GOAL ->
Reproduce every entry in the listing without alteration.

PROVIDED DATA ->
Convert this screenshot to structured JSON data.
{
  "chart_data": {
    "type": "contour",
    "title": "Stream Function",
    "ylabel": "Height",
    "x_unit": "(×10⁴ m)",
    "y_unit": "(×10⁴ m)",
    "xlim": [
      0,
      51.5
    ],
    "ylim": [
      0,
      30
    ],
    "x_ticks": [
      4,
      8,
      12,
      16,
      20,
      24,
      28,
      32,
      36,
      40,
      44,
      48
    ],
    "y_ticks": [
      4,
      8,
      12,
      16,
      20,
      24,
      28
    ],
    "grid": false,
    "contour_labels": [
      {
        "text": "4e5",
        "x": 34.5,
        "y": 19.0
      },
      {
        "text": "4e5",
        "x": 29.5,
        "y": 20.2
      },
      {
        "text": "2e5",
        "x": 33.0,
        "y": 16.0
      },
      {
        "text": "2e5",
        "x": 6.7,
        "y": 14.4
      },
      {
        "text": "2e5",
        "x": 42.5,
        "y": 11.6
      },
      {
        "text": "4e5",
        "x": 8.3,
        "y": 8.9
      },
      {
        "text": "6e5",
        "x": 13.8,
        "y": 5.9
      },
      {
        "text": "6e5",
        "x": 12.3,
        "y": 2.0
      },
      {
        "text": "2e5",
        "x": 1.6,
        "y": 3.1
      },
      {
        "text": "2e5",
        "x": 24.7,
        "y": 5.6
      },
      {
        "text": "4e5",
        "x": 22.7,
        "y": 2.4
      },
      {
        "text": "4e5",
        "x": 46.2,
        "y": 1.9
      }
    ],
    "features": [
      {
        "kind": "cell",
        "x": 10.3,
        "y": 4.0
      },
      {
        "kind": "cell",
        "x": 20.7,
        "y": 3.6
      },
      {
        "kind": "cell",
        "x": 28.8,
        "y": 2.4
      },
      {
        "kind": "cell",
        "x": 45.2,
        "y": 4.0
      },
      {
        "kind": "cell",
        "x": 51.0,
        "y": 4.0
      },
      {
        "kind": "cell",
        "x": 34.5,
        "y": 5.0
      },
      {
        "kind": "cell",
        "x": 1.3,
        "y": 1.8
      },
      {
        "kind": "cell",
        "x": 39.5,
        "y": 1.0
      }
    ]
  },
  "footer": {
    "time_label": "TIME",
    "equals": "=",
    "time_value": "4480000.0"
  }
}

SOLUTION ->
Convert this screenshot to structured JSON data.
{
  "chart_data": {
    "type": "contour",
    "title": "Stream Function",
    "ylabel": "Height",
    "x_unit": "(×10⁴ m)",
    "y_unit": "(×10⁴ m)",
    "xlim": [
      0,
      51.5
    ],
    "ylim": [
      0,
      30
    ],
    "x_ticks": [
      4,
      8,
      12,
      16,
      20,
      24,
      28,
      32,
      36,
      40,
      44,
      48
    ],
    "y_ticks": [
      4,
      8,
      12,
      16,
      20,
      24,
      28
    ],
    "grid": false,
    "contour_labels": [
      {
        "text": "4e5",
        "x": 34.5,
        "y": 19.0
      },
      {
        "text": "4e5",
        "x": 29.5,
        "y": 20.2
      },
      {
        "text": "2e5",
        "x": 33.0,
        "y": 16.0
      },
      {
        "text": "2e5",
        "x": 6.7,
        "y": 14.4
      },
      {
        "text": "2e5",
        "x": 42.5,
        "y": 11.6
      },
      {
        "text": "4e5",
        "x": 8.3,
        "y": 8.9
      },
      {
        "text": "6e5",
        "x": 13.8,
        "y": 5.9
      },
      {
        "text": "6e5",
        "x": 12.3,
        "y": 2.0
      },
      {
        "text": "2e5",
        "x": 1.6,
        "y": 3.1
      },
      {
        "text": "2e5",
        "x": 24.7,
        "y": 5.6
      },
      {
        "text": "4e5",
        "x": 22.7,
        "y": 2.4
      },
      {
        "text": "4e5",
        "x": 46.2,
        "y": 1.9
      }
    ],
    "features": [
      {
        "kind": "cell",
        "x": 10.3,
        "y": 4.0
      },
      {
        "kind": "cell",
        "x": 20.7,
        "y": 3.6
      },
      {
        "kind": "cell",
        "x": 28.8,
        "y": 2.4
      },
      {
        "kind": "cell",
        "x": 45.2,
        "y": 4.0
      },
      {
        "kind": "cell",
        "x": 51.0,
        "y": 4.0
      },
      {
        "kind": "cell",
        "x": 34.5,
        "y": 5.0
      },
      {
        "kind": "cell",
        "x": 1.3,
        "y": 1.8
      },
      {
        "kind": "cell",
        "x": 39.5,
        "y": 1.0
      }
    ]
  },
  "footer": {
    "time_label": "TIME",
    "equals": "=",
    "time_value": "4480000.0"
  }
}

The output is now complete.